Dataset:
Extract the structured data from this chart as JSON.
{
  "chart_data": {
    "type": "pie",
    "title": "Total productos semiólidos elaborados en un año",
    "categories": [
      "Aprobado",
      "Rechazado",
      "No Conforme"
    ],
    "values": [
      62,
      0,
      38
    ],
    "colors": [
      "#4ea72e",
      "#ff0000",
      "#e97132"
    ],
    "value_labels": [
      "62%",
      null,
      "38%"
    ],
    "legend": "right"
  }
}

Given task: Your task is to repeat the data exactly; please include every line.

Full output:
Extract the structured data from this chart as JSON.
{
  "chart_data": {
    "type": "pie",
    "title": "Total productos semiólidos elaborados en un año",
    "categories": [
      "Aprobado",
      "Rechazado",
      "No Conforme"
    ],
    "values": [
      62,
      0,
      38
    ],
    "colors": [
      "#4ea72e",
      "#ff0000",
      "#e97132"
    ],
    "value_labels": [
      "62%",
      null,
      "38%"
    ],
    "legend": "right"
  }
}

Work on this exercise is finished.